[Required actions]:
1. According to the two jokers text, what is the probability that any one of the 52 regular cards ends up between both jokers?
2. Reproduce the two jokers text, everything from "Two jokers are" down to "that was incorrect.".
— start Text provided —
# Two Jokers problem

Two jokers are added to a $$52$$ card deck and the entire stack of $$54$$ cards is shuffled randomly. What is the expected number of cards that will be strictly between the two jokers?

This is an HMMT problem that I found online and wasn't sure how to solve.

I tried $$\frac{37}{2}$$ but that was incorrect.

• For the problem "2 jokers are added to an $n$-card deck", check small values of $n$ and see if you can find a pattern. Sep 9, 2020 at 19:17
• As another approach: For each of the $52$ cards, consider the indicator variable which tells you if the given card falls between the two jokers. Now use linearity.
– lulu
Sep 9, 2020 at 19:29

$$\def\one{{\bf 1}}\def\ex{{\bf E}}\def\pr{{\bf P}}$$ Recall that an indicator variable for an event $$A$$ is the function $$\one_A = \cases{1, & if A occurs;\cr 0, & if A does not occur.}$$ Following the approach outlined by lulu in the comment above, we start by numbering the 52 non-Joker cards $$C_1,\ldots,C_{52}$$. For each $$i\in\{1,\ldots,52\}$$, let $$A_i$$ denote the event "card $$C_i$$ falls between both Jokers". Let $$N$$ be the number of cards that fall between the two Jokers. We have \eqalign{ \ex\{N\} &= \ex\{\one_{A_1} + \cdots + \one_{A_n}\} \cr &= \ex\{\one_{A_1}\} + \cdots + \ex\{\one_{A_n}\} \cr &= \pr\{A_1\} + \cdots + \pr\{A_n\}. \cr } For each $$i$$, the probability that card $$C_i$$ comes between both Jokers $$J_1$$ and $$J_2$$ is $$1/3$$, since in the shuffle of all 54 cards, each of the six sub-permutations of $$\{J_1, C_i, J_2\}$$ are equally likely, and two of those six have $$C_i$$ in the middle. This is true for all $$i$$, so $$\ex\{N\} = \pr\{A_1\} + \cdots + \pr\{A_n\} = {52\over 3}.$$
— end Text provided —
— start Data provided —
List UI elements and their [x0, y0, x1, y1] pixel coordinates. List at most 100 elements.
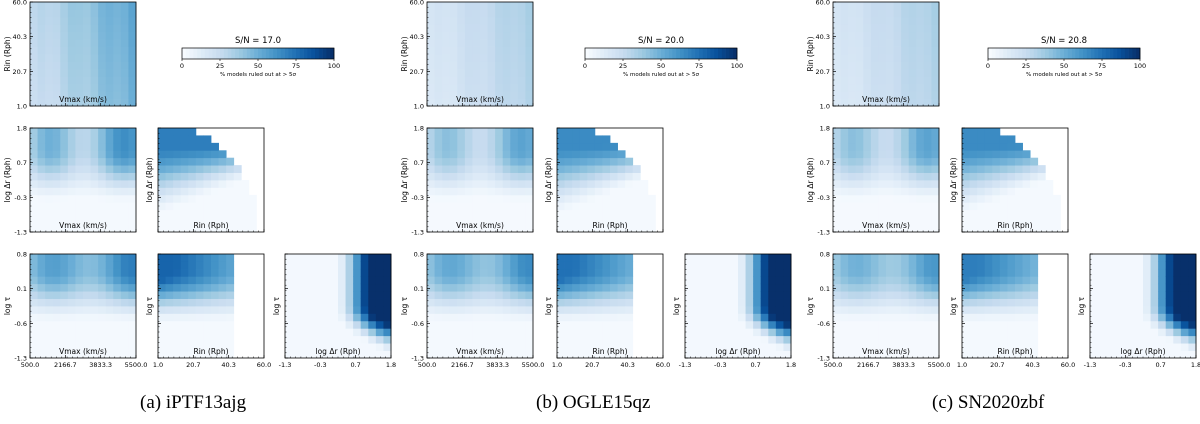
— end Data provided —
[Task-by-task solutions]:
1. 1/3

2.
Two jokers are added to a $$52$$ card deck and the entire stack of $$54$$ cards is shuffled randomly. What is the expected number of cards that will be strictly between the two jokers?

This is an HMMT problem that I found online and wasn't sure how to solve.

I tried $$\frac{37}{2}$$ but that was incorrect.